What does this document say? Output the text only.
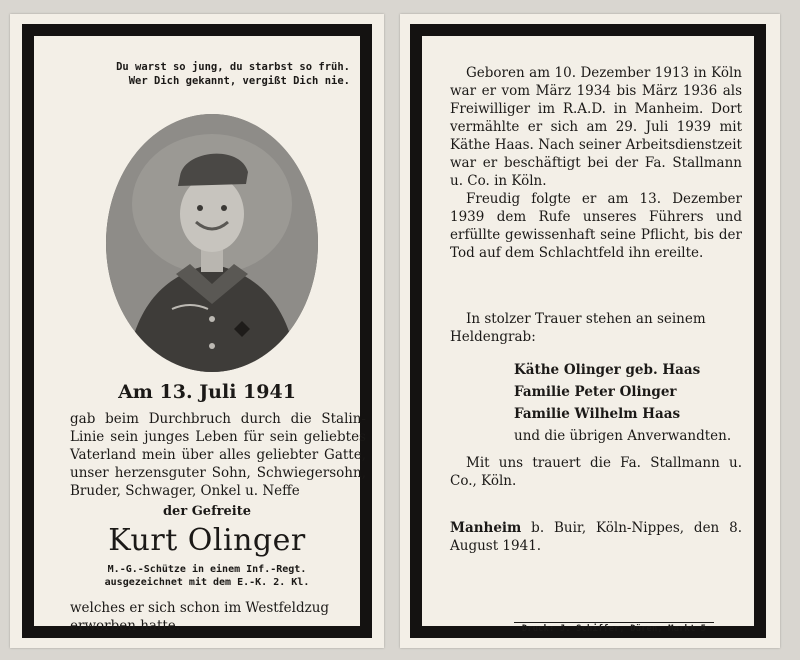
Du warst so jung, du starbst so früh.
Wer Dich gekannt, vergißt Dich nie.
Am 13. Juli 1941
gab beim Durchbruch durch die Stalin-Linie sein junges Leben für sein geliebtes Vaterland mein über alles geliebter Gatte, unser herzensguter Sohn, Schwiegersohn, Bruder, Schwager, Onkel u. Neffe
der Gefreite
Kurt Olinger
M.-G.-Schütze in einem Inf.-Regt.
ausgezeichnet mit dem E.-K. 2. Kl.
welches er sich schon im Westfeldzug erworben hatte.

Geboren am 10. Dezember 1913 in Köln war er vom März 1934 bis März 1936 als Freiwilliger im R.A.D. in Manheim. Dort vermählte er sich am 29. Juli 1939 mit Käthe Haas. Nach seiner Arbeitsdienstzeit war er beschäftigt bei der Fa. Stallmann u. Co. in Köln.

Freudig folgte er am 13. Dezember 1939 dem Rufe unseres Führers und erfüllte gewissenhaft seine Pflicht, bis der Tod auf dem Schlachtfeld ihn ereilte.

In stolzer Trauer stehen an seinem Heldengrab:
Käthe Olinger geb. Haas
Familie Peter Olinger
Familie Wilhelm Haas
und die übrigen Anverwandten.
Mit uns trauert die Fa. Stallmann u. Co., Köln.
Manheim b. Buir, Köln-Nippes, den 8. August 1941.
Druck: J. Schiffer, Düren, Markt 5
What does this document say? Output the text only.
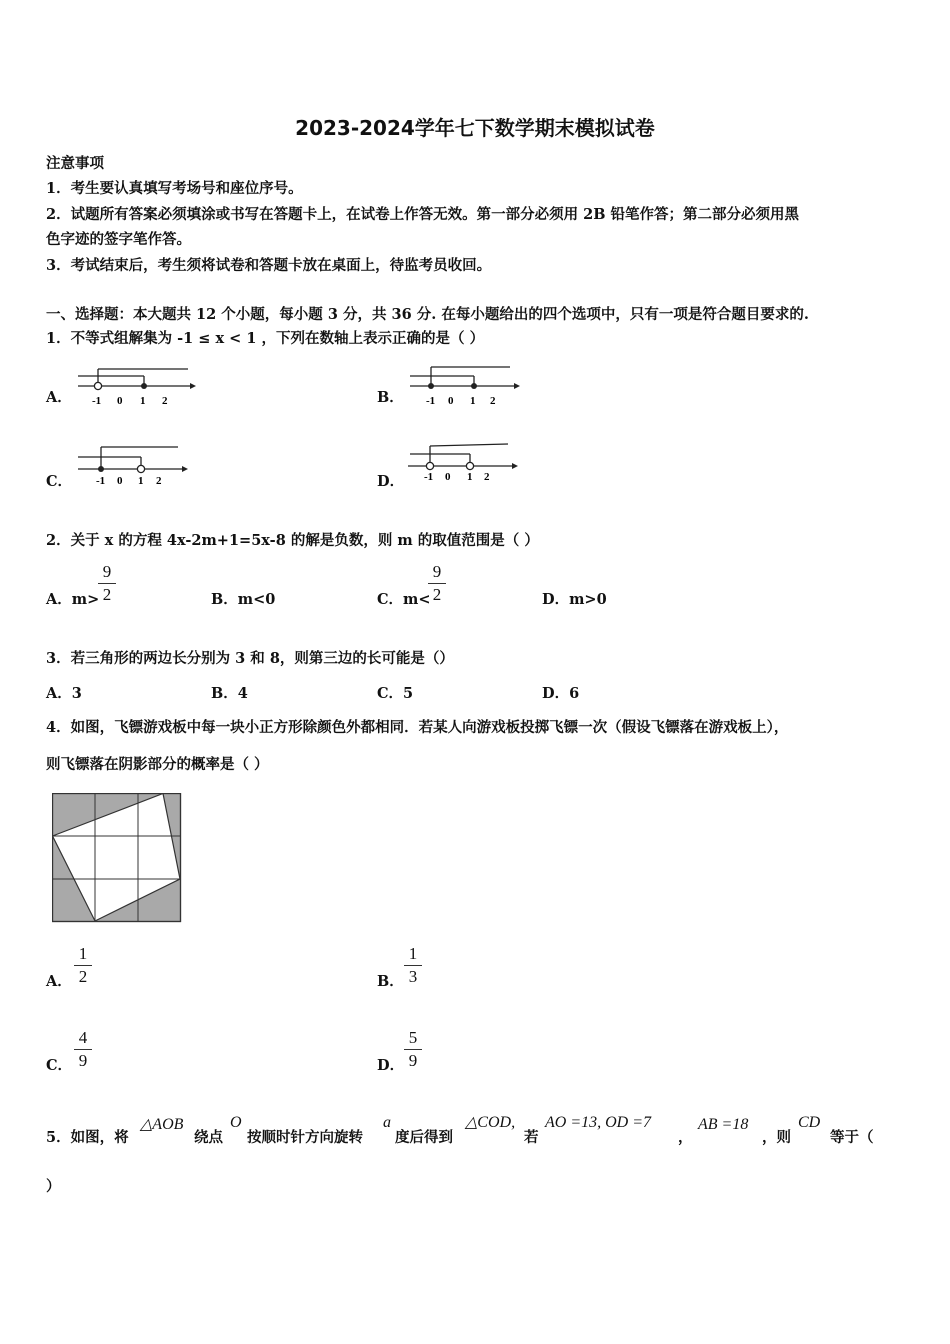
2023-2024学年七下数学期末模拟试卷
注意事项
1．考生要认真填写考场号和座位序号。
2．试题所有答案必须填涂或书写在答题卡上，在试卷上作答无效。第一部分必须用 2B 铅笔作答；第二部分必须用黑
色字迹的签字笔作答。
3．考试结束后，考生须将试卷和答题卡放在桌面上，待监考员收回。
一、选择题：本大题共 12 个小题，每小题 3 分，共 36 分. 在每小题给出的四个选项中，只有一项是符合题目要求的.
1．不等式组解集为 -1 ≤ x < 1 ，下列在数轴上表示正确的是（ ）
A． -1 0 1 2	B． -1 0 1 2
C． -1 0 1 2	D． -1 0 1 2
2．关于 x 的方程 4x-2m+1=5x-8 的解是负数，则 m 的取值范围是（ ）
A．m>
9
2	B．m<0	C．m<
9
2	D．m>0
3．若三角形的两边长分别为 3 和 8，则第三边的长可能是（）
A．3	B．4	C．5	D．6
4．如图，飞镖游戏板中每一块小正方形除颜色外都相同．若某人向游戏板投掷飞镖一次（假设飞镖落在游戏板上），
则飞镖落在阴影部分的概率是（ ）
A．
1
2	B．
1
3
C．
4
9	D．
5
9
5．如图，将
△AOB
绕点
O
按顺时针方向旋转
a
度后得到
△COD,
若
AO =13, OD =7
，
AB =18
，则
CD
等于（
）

• • • •

→ Given problem: Copy each line of the listing in which the word "Stallmann" can be found.

→ Task result:
Geboren am 10. Dezember 1913 in Köln war er vom März 1934 bis März 1936 als Freiwilliger im R.A.D. in Manheim. Dort vermählte er sich am 29. Juli 1939 mit Käthe Haas. Nach seiner Arbeitsdienstzeit war er beschäftigt bei der Fa. Stallmann u. Co. in Köln.
Mit uns trauert die Fa. Stallmann u. Co., Köln.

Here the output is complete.